## PROBLEM TO WORK ON
All lines in the data bearing the string "true" should be identified and copied.

[Collection entries]
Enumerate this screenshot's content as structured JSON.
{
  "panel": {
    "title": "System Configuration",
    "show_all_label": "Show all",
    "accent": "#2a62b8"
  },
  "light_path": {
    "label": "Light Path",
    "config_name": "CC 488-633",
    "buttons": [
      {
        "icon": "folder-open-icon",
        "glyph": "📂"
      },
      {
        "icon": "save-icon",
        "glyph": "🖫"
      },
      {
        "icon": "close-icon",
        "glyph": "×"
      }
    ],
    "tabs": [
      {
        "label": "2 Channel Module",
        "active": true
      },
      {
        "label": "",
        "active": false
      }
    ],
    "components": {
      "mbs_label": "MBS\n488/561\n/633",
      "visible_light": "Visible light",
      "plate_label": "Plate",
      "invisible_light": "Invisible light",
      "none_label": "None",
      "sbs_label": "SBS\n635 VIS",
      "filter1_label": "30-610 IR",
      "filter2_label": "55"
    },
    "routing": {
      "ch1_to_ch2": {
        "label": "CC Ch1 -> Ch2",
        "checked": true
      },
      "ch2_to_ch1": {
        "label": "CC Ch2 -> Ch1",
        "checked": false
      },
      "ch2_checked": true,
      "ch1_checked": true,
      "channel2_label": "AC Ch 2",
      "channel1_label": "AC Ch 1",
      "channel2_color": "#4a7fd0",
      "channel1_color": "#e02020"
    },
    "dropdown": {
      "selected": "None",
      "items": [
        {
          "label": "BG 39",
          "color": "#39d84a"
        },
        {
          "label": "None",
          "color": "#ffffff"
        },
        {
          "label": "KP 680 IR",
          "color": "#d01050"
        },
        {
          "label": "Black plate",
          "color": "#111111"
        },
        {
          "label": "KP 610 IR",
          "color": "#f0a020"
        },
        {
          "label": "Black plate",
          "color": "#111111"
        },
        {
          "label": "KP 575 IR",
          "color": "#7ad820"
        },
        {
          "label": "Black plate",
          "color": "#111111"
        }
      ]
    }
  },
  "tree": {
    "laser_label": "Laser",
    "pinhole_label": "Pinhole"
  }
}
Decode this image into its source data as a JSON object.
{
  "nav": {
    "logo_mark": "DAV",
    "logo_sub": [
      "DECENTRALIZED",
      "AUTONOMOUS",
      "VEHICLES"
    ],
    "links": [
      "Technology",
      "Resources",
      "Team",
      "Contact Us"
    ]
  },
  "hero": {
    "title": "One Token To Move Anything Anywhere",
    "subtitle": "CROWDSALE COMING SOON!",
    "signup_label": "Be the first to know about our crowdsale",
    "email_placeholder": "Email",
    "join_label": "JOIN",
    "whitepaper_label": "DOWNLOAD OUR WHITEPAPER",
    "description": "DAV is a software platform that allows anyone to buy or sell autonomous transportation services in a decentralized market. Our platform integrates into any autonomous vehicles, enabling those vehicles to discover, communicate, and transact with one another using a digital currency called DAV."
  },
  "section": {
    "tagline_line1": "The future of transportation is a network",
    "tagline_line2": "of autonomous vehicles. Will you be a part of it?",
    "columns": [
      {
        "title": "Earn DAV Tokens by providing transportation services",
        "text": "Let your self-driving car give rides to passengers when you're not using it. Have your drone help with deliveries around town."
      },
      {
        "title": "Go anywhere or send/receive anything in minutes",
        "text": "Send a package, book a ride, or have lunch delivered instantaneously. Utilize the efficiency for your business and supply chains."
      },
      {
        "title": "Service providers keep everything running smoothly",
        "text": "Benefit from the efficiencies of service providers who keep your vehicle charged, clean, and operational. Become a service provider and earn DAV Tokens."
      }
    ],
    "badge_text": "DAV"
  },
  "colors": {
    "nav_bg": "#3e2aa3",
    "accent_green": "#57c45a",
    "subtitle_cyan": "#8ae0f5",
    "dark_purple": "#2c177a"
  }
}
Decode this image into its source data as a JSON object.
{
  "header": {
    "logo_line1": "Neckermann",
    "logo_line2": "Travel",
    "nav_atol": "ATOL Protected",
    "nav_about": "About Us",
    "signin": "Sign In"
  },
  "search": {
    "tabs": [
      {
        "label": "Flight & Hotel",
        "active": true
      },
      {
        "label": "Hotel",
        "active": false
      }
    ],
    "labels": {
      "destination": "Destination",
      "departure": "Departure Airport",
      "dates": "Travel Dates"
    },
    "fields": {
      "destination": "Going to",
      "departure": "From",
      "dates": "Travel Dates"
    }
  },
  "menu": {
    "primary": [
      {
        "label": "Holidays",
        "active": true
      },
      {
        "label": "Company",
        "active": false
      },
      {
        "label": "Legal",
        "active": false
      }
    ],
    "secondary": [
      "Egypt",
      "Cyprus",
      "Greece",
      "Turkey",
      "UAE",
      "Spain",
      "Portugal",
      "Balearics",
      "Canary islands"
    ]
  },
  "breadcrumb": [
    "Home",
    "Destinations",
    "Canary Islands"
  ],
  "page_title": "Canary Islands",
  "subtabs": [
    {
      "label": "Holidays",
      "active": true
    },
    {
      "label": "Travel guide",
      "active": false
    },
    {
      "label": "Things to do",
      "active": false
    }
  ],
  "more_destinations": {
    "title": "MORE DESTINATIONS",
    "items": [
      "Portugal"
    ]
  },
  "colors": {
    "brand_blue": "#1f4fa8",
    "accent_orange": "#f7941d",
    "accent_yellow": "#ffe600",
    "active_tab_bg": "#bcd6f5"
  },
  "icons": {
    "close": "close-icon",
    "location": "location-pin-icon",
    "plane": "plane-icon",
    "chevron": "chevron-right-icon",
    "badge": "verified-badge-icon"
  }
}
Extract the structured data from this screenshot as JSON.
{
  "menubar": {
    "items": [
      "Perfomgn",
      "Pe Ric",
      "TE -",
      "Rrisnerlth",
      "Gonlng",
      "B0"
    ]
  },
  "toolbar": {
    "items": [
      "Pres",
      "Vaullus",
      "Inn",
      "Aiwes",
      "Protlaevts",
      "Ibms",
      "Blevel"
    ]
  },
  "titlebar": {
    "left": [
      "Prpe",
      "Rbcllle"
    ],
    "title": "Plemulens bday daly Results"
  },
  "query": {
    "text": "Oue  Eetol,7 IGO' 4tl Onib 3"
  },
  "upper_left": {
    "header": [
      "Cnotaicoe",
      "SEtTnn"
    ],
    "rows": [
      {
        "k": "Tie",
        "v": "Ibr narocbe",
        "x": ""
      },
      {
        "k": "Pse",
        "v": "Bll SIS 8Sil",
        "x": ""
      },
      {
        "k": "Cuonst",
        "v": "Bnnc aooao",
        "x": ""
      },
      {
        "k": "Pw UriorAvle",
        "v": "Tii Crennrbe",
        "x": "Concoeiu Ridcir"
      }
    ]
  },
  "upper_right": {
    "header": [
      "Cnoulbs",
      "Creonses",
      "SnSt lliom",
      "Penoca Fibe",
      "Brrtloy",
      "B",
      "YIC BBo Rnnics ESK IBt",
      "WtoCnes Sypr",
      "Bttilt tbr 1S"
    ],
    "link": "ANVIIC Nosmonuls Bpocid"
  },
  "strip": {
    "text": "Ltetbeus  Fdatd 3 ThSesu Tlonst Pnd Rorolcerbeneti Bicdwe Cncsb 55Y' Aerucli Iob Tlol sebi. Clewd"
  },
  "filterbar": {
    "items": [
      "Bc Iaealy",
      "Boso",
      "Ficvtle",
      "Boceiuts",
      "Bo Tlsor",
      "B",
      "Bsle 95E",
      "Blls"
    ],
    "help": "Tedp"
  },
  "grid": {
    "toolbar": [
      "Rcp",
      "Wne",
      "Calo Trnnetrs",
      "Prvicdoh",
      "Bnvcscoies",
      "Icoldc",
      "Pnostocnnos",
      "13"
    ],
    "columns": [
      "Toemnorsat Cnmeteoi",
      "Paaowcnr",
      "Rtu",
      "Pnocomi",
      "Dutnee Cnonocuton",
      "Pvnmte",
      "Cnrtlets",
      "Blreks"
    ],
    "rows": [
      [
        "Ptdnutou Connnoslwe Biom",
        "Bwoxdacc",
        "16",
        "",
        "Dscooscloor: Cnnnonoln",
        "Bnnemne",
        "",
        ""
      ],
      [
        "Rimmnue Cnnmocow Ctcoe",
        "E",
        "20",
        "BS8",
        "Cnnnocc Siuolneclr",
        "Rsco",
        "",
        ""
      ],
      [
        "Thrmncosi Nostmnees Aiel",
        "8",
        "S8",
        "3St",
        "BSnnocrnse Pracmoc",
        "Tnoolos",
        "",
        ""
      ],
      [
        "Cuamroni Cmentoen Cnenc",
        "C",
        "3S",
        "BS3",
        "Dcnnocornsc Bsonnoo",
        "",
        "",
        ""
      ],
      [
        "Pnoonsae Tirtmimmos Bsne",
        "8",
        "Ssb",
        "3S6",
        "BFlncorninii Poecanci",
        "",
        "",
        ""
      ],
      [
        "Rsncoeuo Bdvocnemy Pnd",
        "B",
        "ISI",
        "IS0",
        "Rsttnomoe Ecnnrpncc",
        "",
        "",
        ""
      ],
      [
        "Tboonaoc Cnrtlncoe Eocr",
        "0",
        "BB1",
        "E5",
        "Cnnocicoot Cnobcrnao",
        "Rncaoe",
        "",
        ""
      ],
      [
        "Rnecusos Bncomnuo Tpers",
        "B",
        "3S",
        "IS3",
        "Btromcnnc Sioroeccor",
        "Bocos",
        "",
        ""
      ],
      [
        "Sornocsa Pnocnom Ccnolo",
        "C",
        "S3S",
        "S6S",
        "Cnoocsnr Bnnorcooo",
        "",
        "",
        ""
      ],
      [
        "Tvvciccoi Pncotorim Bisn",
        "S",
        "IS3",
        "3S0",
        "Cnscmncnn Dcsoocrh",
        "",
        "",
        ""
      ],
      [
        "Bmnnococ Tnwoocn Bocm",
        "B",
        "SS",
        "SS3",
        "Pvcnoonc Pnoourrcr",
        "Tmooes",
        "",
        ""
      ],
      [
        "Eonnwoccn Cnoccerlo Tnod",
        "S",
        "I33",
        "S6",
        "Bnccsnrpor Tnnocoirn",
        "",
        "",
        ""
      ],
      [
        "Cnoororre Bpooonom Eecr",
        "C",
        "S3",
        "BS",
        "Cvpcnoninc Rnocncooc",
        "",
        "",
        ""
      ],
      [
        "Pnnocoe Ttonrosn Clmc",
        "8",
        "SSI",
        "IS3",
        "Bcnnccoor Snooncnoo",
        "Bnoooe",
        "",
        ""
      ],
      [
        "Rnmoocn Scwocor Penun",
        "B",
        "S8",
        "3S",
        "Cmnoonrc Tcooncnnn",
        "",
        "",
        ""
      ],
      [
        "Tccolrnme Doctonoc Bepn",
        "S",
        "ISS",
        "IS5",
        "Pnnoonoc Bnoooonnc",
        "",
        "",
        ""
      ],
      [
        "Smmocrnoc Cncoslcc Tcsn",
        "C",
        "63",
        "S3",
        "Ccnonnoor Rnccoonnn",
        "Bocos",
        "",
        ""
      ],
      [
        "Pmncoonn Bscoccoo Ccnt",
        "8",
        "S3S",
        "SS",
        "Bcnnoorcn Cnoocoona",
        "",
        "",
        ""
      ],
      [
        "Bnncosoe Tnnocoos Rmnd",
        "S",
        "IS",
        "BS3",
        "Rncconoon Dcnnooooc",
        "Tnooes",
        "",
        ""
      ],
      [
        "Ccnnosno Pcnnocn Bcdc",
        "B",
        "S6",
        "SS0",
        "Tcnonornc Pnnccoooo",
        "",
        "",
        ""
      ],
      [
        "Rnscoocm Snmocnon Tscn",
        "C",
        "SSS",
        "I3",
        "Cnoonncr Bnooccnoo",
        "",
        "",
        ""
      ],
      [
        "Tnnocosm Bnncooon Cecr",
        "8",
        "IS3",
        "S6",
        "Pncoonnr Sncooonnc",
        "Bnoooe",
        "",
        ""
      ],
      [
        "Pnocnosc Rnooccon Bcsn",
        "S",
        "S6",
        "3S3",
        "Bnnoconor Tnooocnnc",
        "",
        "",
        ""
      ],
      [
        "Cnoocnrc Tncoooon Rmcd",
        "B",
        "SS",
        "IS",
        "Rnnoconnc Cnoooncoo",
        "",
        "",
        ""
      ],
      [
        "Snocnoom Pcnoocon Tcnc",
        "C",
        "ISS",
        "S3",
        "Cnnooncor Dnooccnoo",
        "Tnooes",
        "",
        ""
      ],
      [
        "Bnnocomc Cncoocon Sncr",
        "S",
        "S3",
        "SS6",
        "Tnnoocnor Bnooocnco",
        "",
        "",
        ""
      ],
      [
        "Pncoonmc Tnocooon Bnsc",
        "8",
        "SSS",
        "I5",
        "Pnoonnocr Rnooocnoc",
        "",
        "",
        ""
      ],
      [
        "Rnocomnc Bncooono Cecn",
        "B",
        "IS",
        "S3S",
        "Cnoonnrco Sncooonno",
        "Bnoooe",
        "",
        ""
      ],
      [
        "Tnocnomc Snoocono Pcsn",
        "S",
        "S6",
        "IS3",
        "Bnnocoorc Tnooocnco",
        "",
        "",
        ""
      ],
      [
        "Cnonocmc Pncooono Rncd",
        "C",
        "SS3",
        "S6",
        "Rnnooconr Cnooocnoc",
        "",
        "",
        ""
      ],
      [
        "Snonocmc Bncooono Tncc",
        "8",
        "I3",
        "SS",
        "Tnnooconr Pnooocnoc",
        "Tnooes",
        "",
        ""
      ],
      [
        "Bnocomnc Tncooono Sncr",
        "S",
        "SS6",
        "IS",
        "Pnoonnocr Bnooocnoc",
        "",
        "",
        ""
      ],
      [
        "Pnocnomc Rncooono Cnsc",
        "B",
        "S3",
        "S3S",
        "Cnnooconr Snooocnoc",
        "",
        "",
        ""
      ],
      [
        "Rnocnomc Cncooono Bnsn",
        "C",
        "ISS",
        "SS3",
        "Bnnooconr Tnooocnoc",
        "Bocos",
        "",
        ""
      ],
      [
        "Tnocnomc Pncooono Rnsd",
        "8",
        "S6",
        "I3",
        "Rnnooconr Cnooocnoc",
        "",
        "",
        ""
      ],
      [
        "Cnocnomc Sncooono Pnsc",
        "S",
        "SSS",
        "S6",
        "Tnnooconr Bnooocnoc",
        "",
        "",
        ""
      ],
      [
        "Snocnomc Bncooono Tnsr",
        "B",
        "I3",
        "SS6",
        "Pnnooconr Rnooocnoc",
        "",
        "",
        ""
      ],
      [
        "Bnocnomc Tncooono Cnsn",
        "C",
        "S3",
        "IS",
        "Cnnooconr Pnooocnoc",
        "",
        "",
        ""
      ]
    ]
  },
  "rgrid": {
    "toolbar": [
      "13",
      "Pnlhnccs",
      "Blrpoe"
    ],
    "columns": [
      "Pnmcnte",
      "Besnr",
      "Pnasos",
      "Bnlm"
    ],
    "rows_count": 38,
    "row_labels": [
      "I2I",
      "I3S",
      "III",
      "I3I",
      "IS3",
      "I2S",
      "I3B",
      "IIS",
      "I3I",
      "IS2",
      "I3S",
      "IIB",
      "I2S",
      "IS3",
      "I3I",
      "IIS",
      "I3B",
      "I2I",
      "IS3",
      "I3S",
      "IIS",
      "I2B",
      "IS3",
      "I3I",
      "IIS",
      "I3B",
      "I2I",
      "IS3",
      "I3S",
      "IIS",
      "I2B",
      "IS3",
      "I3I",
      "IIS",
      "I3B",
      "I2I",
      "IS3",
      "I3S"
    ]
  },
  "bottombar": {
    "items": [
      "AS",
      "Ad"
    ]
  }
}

## THE ANSWER
        "active": true
        "checked": true
      "ch2_checked": true,
      "ch1_checked": true,
        "active": true
        "active": true
      "active": true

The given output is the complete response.